>> start DATASET ENTRIES

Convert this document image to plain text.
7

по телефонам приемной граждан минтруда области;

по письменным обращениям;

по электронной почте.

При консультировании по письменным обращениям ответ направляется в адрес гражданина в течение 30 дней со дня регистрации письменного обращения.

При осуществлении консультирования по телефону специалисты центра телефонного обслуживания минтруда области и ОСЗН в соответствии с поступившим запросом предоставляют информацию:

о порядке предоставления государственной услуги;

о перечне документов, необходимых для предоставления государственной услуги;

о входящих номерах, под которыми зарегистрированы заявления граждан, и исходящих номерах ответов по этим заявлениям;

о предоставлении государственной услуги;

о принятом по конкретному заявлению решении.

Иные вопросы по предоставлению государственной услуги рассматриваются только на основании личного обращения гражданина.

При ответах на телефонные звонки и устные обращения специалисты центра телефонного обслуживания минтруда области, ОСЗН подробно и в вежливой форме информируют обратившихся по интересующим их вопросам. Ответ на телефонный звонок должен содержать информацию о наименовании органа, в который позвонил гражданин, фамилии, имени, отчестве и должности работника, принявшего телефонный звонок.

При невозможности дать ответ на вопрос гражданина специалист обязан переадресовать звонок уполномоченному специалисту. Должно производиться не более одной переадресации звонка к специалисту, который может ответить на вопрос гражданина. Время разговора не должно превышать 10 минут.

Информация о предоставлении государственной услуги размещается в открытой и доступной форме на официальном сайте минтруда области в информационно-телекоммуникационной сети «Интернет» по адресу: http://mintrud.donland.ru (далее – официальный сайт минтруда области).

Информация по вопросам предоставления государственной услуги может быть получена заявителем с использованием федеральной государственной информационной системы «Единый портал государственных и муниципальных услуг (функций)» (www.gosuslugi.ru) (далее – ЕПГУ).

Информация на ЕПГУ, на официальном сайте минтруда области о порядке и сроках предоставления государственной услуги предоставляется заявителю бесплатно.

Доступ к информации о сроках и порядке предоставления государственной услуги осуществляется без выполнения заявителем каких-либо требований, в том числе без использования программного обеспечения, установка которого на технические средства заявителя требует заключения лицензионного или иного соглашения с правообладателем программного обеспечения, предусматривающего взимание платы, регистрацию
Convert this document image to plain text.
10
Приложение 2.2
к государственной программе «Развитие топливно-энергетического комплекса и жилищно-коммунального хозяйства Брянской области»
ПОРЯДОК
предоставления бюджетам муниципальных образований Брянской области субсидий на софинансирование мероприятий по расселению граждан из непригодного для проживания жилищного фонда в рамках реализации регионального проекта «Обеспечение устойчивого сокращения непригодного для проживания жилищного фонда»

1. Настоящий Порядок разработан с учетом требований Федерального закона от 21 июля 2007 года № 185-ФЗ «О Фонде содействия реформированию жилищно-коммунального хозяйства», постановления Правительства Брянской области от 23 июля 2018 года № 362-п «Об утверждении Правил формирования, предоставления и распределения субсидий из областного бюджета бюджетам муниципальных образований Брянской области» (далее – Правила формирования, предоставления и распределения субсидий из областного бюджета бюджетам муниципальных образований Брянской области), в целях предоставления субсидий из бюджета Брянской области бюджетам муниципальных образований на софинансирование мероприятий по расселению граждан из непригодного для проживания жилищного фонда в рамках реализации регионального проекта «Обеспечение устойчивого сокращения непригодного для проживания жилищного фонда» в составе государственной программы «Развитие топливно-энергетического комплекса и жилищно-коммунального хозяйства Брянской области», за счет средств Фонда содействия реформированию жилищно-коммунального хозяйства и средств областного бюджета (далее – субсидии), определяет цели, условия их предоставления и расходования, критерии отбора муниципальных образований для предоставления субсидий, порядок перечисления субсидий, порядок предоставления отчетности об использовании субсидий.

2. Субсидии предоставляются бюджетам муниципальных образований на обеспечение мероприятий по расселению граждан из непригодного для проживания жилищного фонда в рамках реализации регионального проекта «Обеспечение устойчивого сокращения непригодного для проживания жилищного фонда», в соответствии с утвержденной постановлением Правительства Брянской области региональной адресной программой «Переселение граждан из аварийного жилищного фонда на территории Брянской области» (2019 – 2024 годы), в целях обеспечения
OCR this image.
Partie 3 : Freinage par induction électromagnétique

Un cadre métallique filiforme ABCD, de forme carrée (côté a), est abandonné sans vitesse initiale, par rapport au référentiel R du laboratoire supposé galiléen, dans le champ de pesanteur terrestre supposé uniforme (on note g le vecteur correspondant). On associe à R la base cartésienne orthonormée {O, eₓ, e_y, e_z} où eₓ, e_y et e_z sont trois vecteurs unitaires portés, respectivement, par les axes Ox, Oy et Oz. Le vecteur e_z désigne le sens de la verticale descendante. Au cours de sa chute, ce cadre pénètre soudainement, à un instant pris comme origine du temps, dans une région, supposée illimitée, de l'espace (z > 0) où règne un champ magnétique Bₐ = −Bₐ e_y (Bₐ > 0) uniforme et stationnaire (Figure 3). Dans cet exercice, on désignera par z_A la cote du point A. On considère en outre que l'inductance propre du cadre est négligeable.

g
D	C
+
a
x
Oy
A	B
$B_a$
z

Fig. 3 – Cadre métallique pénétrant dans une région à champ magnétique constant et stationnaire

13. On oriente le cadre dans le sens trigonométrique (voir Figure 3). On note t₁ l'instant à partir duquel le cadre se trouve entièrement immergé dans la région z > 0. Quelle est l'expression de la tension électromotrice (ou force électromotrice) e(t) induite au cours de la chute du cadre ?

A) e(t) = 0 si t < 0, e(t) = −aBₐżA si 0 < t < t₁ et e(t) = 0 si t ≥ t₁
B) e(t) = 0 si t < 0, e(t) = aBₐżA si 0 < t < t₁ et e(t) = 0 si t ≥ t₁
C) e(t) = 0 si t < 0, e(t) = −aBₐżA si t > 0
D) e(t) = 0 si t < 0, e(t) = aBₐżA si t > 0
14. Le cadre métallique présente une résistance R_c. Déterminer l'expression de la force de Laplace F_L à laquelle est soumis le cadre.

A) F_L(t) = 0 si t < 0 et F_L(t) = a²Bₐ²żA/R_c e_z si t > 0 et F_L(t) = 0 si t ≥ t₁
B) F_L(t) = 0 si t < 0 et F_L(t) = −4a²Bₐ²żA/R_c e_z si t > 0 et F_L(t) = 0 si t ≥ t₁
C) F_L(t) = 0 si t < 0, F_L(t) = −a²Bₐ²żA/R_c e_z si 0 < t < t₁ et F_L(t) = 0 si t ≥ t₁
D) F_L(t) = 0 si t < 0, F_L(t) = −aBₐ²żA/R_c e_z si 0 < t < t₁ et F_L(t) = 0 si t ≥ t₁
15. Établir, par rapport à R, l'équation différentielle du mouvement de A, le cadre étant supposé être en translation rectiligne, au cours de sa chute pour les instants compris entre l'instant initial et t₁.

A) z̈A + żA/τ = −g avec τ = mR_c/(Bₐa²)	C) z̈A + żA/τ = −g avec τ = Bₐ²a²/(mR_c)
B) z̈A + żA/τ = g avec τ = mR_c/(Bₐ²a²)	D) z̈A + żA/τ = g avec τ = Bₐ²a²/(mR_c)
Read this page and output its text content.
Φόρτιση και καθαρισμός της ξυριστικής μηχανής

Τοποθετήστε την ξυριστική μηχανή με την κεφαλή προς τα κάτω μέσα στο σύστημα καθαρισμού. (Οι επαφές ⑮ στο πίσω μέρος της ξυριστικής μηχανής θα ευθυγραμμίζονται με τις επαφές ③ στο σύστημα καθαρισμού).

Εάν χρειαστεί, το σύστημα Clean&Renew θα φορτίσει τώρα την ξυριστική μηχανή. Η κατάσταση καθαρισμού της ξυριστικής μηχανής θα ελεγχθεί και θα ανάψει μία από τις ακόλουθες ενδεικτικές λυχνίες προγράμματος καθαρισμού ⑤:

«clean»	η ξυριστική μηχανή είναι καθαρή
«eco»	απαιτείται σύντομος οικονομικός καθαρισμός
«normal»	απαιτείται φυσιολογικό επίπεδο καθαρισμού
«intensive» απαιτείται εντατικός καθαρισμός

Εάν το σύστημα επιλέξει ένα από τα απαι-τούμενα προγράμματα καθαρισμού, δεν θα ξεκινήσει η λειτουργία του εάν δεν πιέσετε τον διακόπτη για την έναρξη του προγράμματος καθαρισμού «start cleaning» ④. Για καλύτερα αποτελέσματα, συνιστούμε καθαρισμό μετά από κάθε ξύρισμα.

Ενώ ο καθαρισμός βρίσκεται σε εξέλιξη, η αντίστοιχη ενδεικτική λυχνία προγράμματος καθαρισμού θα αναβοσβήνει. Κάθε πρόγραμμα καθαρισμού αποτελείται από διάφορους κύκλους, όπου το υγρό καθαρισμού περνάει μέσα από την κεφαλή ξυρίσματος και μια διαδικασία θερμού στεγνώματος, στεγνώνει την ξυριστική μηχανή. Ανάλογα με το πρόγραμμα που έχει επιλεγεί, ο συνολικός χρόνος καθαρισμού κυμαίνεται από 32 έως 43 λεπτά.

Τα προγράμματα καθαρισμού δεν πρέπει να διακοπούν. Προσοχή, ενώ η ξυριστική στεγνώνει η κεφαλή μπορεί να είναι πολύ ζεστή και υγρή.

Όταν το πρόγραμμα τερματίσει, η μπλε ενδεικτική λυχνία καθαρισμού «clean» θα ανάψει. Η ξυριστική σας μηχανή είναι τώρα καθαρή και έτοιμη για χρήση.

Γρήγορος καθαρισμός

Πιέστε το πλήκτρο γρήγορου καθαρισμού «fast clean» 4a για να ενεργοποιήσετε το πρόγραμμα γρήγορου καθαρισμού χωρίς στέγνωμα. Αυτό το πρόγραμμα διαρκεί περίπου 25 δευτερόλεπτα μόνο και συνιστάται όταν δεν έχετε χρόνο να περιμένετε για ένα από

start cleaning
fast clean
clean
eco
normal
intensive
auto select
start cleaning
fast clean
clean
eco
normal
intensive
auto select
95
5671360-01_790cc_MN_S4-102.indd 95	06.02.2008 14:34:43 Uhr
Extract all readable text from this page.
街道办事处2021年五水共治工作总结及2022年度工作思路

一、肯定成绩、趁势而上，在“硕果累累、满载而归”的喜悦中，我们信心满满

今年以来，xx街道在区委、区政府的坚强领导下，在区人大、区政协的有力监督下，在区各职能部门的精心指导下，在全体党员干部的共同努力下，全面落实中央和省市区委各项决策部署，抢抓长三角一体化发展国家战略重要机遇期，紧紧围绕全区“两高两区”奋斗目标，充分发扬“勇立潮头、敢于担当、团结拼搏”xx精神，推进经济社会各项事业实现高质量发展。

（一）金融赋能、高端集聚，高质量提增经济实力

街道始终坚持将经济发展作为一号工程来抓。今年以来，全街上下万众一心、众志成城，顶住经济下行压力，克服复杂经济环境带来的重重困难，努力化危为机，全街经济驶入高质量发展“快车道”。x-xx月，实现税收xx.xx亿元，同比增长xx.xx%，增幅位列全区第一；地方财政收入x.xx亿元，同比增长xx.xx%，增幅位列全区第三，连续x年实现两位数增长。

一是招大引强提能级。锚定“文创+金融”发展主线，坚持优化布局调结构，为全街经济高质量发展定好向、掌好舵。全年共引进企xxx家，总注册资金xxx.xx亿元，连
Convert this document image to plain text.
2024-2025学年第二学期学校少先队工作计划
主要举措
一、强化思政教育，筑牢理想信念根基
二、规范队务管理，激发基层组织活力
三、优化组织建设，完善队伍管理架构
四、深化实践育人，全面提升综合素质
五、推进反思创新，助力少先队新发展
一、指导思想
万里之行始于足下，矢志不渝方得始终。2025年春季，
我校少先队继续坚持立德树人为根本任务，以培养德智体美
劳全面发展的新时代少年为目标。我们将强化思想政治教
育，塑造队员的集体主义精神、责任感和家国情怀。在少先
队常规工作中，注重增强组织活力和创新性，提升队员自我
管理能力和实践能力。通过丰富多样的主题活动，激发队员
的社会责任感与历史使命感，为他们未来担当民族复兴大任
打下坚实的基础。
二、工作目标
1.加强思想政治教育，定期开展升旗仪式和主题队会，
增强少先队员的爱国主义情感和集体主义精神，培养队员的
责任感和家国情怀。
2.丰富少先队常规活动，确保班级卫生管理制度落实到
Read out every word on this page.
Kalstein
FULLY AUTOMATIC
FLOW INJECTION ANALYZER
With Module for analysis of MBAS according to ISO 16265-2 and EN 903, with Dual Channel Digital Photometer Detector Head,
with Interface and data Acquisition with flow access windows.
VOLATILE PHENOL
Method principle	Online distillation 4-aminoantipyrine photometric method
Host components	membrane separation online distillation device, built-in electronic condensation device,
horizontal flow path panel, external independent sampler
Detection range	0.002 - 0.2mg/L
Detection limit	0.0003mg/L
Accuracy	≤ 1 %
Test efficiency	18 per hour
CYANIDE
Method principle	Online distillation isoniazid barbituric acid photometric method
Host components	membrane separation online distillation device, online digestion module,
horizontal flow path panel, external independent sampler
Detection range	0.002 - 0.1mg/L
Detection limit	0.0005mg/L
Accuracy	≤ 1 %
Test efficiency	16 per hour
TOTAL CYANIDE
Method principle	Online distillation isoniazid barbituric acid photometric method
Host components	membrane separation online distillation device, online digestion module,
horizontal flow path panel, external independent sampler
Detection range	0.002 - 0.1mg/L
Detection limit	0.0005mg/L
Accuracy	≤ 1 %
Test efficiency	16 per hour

>> end DATASET ENTRIES

EXERCISE
Pick out and copy the lines of the material that include the word "Bₐ²a²".

TASK OUTPUT
A) z̈A + żA/τ = −g avec τ = mR_c/(Bₐa²)	C) z̈A + żA/τ = −g avec τ = Bₐ²a²/(mR_c)
B) z̈A + żA/τ = g avec τ = mR_c/(Bₐ²a²)	D) z̈A + żA/τ = g avec τ = Bₐ²a²/(mR_c)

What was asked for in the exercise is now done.